**Task description**
Find each line with the word "name" and state how many there are, nothing more.

>> Begin Supplied material

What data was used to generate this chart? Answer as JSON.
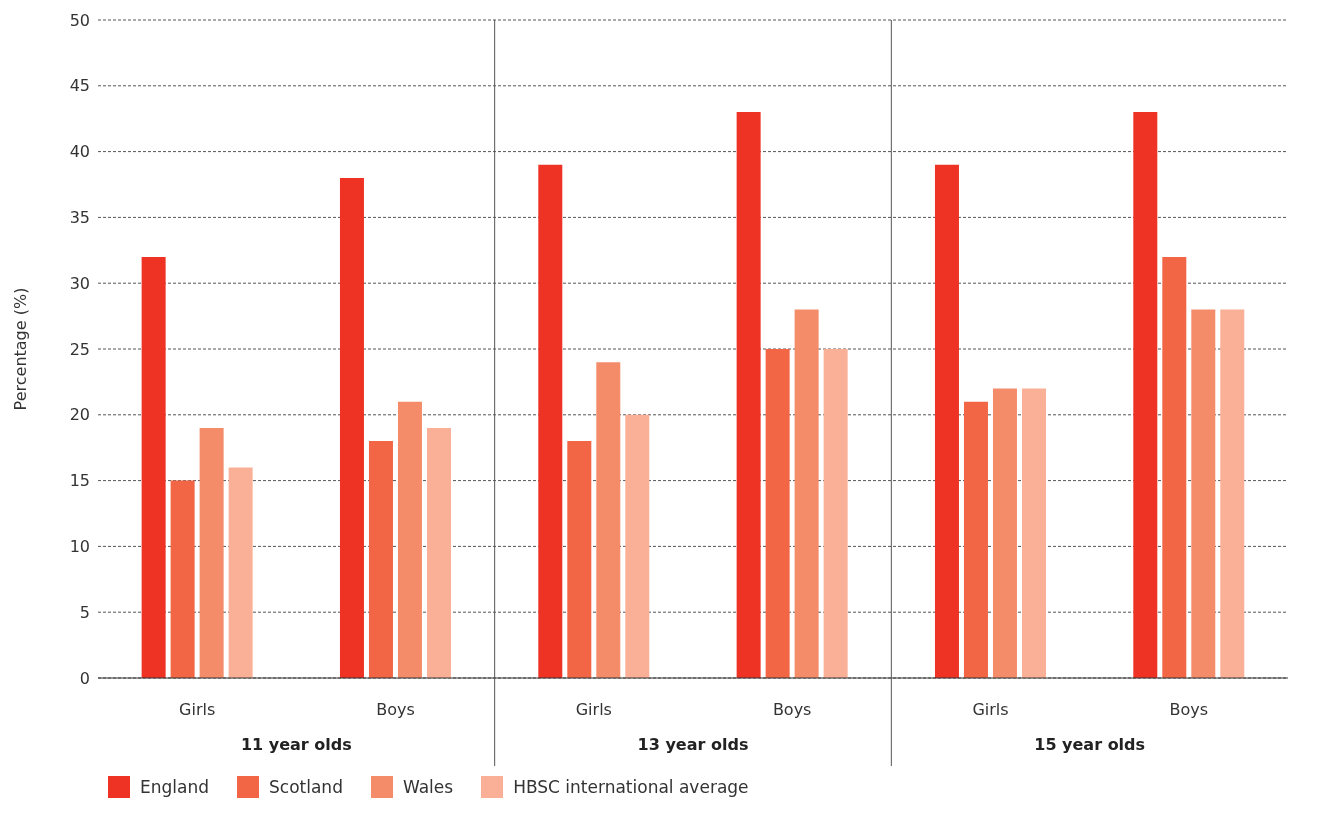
{
  "chart_data": {
    "type": "bar",
    "ylabel": "Percentage (%)",
    "categories": [
      "Girls",
      "Boys",
      "Girls",
      "Boys",
      "Girls",
      "Boys"
    ],
    "annotations": [
      "11 year olds",
      "13 year olds",
      "15 year olds"
    ],
    "series": [
      {
        "name": "England",
        "color": "#ee3224",
        "values": [
          32,
          38,
          39,
          43,
          39,
          43
        ]
      },
      {
        "name": "Scotland",
        "color": "#f26645",
        "values": [
          15,
          18,
          18,
          25,
          21,
          32
        ]
      },
      {
        "name": "Wales",
        "color": "#f48c6a",
        "values": [
          19,
          21,
          24,
          28,
          22,
          28
        ]
      },
      {
        "name": "HBSC international average",
        "color": "#f9b096",
        "values": [
          16,
          19,
          20,
          25,
          22,
          28
        ]
      }
    ],
    "ylim": [
      0,
      50
    ],
    "yticks": [
      0,
      5,
      10,
      15,
      20,
      25,
      30,
      35,
      40,
      45,
      50
    ],
    "grid": "y",
    "legend": "bottom left"
  }
}
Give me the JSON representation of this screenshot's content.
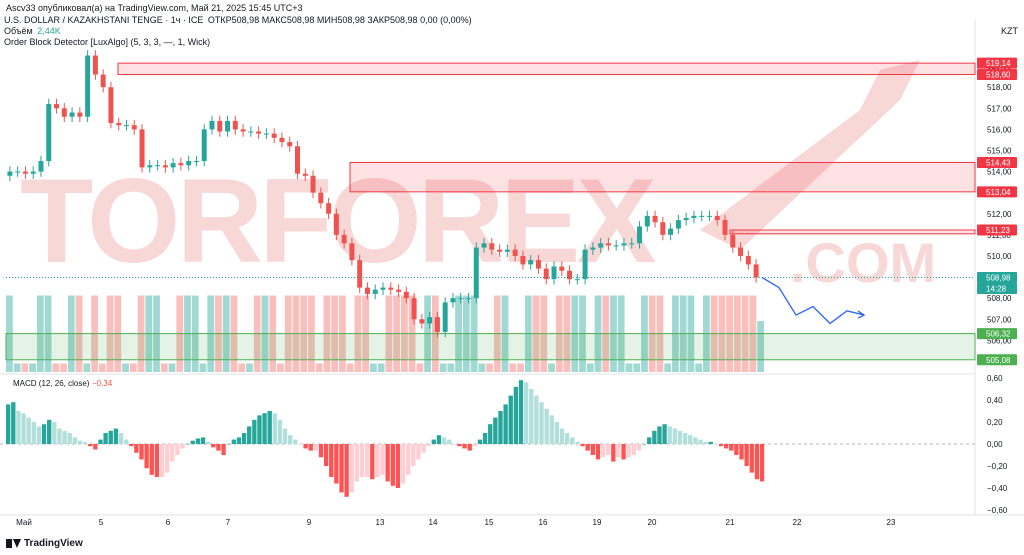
{
  "top": {
    "publisher": "Ascv33 опубликовал(а) на TradingView.com, Май 21, 2025 15:45 UTC+3"
  },
  "header": {
    "symbol": "U.S. DOLLAR / KAZAKHSTANI TENGE · 1ч · ICE",
    "ohlc": "ОТКР508,98  МАКС508,98  МИН508,98  ЗАКР508,98  0,00 (0,00%)",
    "volume_label": "Объём",
    "volume_value": "2,44K",
    "indicator": "Order Block Detector [LuxAlgo] (5, 3, 3, —, 1, Wick)"
  },
  "currency": "KZT",
  "footer": {
    "brand": "TradingView"
  },
  "colors": {
    "up": "#26a69a",
    "down": "#ef5350",
    "projection": "#2962ff",
    "bull_zone": "#4caf50",
    "bear_zone": "#f23645"
  },
  "chart_data": [
    {
      "type": "candlestick",
      "y_ticks": [
        "519,00",
        "518,00",
        "517,00",
        "516,00",
        "515,00",
        "514,00",
        "513,00",
        "512,00",
        "511,00",
        "510,00",
        "509,00",
        "508,00",
        "507,00",
        "506,00",
        "505,00"
      ],
      "ylim": [
        504.5,
        520
      ],
      "x_ticks": [
        "Май",
        "5",
        "6",
        "7",
        "9",
        "13",
        "14",
        "15",
        "16",
        "19",
        "20",
        "21",
        "22",
        "23"
      ],
      "last_price": "508,98",
      "countdown": "14:28",
      "order_blocks": [
        {
          "kind": "bearish",
          "top": 519.14,
          "bottom": 518.6,
          "top_label": "519,14",
          "bottom_label": "518,60"
        },
        {
          "kind": "bearish",
          "top": 514.43,
          "bottom": 513.04,
          "top_label": "514,43",
          "bottom_label": "513,04"
        },
        {
          "kind": "bearish",
          "top": 511.23,
          "bottom": 511.05,
          "top_label": "511,23"
        },
        {
          "kind": "bullish",
          "top": 506.32,
          "bottom": 505.08,
          "top_label": "506,32",
          "bottom_label": "505,08"
        }
      ],
      "price_path": [
        513.8,
        514.0,
        514.0,
        513.9,
        514.0,
        514.5,
        517.2,
        517.0,
        516.6,
        516.8,
        516.6,
        519.5,
        518.6,
        518.0,
        516.3,
        516.2,
        516.2,
        516.0,
        514.2,
        514.3,
        514.3,
        514.2,
        514.4,
        514.3,
        514.5,
        514.5,
        516.0,
        516.4,
        515.9,
        516.4,
        516.0,
        515.9,
        515.9,
        515.8,
        515.8,
        515.6,
        515.4,
        515.2,
        513.9,
        513.8,
        513.0,
        512.5,
        512.0,
        511.0,
        510.6,
        509.8,
        508.5,
        508.2,
        508.4,
        508.5,
        508.4,
        508.3,
        508.0,
        507.0,
        506.8,
        507.1,
        506.4,
        507.8,
        508.0,
        508.0,
        508.0,
        510.4,
        510.6,
        510.3,
        510.2,
        510.3,
        510.0,
        509.6,
        509.8,
        509.4,
        508.9,
        509.5,
        509.3,
        508.9,
        508.9,
        510.3,
        510.4,
        510.6,
        510.5,
        510.5,
        510.6,
        510.6,
        511.4,
        511.9,
        511.6,
        511.0,
        511.3,
        511.7,
        511.8,
        511.9,
        511.9,
        511.9,
        511.7,
        511.0,
        510.4,
        510.0,
        509.6,
        508.98
      ],
      "projection": [
        508.98,
        508.5,
        507.2,
        507.6,
        506.8,
        507.4,
        507.2
      ],
      "volume_levels": [
        0.9,
        0.1,
        0.1,
        0.1,
        0.9,
        0.9,
        0.1,
        0.1,
        0.9,
        0.9,
        0.1,
        0.9,
        0.1,
        0.9,
        0.9,
        0.1,
        0.1,
        0.9,
        0.9,
        0.9,
        0.1,
        0.1,
        0.9,
        0.9,
        0.9,
        0.1,
        0.9,
        0.9,
        0.9,
        0.9,
        0.1,
        0.1,
        0.9,
        0.9,
        0.9,
        0.1,
        0.9,
        0.9,
        0.9,
        0.9,
        0.1,
        0.9,
        0.9,
        0.9,
        0.1,
        0.9,
        0.9,
        0.1,
        0.1,
        0.9,
        0.9,
        0.9,
        0.9,
        0.1,
        0.9,
        0.9,
        0.1,
        0.1,
        0.9,
        0.9,
        0.9,
        0.1,
        0.1,
        0.9,
        0.9,
        0.1,
        0.1,
        0.9,
        0.9,
        0.9,
        0.1,
        0.9,
        0.9,
        0.9,
        0.9,
        0.1,
        0.9,
        0.9,
        0.9,
        0.9,
        0.1,
        0.1,
        0.9,
        0.9,
        0.9,
        0.1,
        0.9,
        0.9,
        0.9,
        0.1,
        0.9,
        0.9,
        0.9,
        0.9,
        0.9,
        0.9,
        0.9,
        0.6
      ]
    },
    {
      "type": "bar",
      "title": "MACD (12, 26, close)",
      "last_value": "−0,34",
      "y_ticks": [
        "0,60",
        "0,40",
        "0,20",
        "0,00",
        "−0,20",
        "−0,40",
        "−0,60"
      ],
      "ylim": [
        -0.6,
        0.6
      ],
      "values": [
        0.36,
        0.38,
        0.3,
        0.28,
        0.24,
        0.2,
        0.16,
        0.18,
        0.22,
        0.2,
        0.14,
        0.12,
        0.1,
        0.06,
        0.03,
        0.02,
        -0.02,
        -0.05,
        0.04,
        0.1,
        0.12,
        0.14,
        0.1,
        0.04,
        -0.02,
        -0.08,
        -0.14,
        -0.22,
        -0.28,
        -0.3,
        -0.3,
        -0.26,
        -0.16,
        -0.1,
        -0.04,
        0.0,
        0.03,
        0.05,
        0.06,
        0.02,
        -0.03,
        -0.06,
        -0.1,
        0.0,
        0.04,
        0.06,
        0.1,
        0.16,
        0.22,
        0.26,
        0.28,
        0.3,
        0.28,
        0.22,
        0.14,
        0.08,
        0.04,
        0.0,
        -0.04,
        -0.06,
        -0.06,
        -0.12,
        -0.2,
        -0.3,
        -0.36,
        -0.44,
        -0.48,
        -0.44,
        -0.34,
        -0.3,
        -0.3,
        -0.32,
        -0.3,
        -0.28,
        -0.34,
        -0.38,
        -0.4,
        -0.36,
        -0.28,
        -0.2,
        -0.14,
        -0.08,
        -0.02,
        0.04,
        0.08,
        0.06,
        0.04,
        0.0,
        -0.02,
        -0.04,
        -0.06,
        -0.02,
        0.04,
        0.1,
        0.18,
        0.24,
        0.3,
        0.36,
        0.44,
        0.52,
        0.58,
        0.56,
        0.5,
        0.44,
        0.38,
        0.32,
        0.26,
        0.2,
        0.14,
        0.1,
        0.06,
        0.02,
        -0.02,
        -0.06,
        -0.1,
        -0.14,
        -0.12,
        -0.1,
        -0.16,
        -0.12,
        -0.14,
        -0.12,
        -0.1,
        -0.06,
        0.0,
        0.06,
        0.12,
        0.16,
        0.18,
        0.16,
        0.14,
        0.12,
        0.1,
        0.08,
        0.06,
        0.04,
        0.02,
        0.02,
        0.0,
        -0.02,
        -0.04,
        -0.06,
        -0.1,
        -0.14,
        -0.2,
        -0.26,
        -0.32,
        -0.34
      ]
    }
  ]
}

>> End Supplied material

**Completed task**
4